### GIVEN DATA
-=-=-

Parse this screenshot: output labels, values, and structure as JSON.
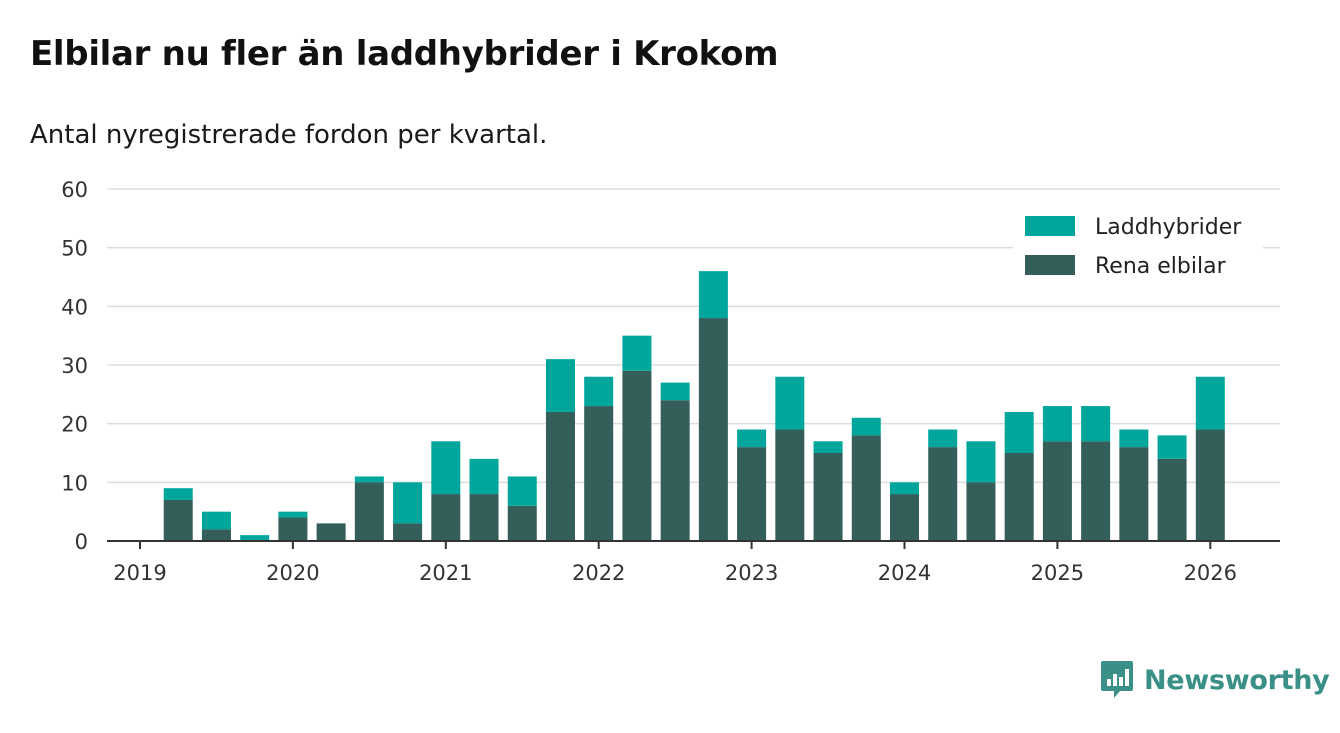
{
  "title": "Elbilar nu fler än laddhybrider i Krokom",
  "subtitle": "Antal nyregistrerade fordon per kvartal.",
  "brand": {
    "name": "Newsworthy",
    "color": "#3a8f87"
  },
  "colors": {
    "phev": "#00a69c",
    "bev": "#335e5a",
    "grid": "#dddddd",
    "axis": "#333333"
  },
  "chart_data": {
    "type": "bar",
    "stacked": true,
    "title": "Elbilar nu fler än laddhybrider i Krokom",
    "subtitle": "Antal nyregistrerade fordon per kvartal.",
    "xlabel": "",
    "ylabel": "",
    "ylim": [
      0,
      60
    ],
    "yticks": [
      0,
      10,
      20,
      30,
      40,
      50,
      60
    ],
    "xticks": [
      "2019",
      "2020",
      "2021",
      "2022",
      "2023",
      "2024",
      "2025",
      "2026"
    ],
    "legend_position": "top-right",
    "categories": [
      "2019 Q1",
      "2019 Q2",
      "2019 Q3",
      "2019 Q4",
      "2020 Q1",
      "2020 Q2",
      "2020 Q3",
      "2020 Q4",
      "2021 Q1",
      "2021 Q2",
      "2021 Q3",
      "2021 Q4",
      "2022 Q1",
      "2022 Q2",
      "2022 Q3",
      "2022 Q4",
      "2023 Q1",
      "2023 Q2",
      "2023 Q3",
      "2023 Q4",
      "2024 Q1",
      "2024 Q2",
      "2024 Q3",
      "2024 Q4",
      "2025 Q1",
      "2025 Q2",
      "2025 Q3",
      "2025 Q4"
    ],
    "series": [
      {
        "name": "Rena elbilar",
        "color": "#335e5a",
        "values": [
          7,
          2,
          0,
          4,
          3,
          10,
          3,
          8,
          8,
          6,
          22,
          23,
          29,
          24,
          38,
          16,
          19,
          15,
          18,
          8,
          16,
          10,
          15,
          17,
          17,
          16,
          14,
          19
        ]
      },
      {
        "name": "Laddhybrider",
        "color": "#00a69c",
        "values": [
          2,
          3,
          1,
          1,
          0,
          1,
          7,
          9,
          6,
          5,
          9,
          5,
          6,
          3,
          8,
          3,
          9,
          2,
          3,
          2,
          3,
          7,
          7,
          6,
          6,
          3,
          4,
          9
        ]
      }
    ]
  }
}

-=-=-

### PROBLEM DETAILS
Gather every line containing the word "kvartal" and copy it.

### RESPONSE TO THIS EXERCISE
  "subtitle": "Antal nyregistrerade fordon per kvartal.",
    "subtitle": "Antal nyregistrerade fordon per kvartal.",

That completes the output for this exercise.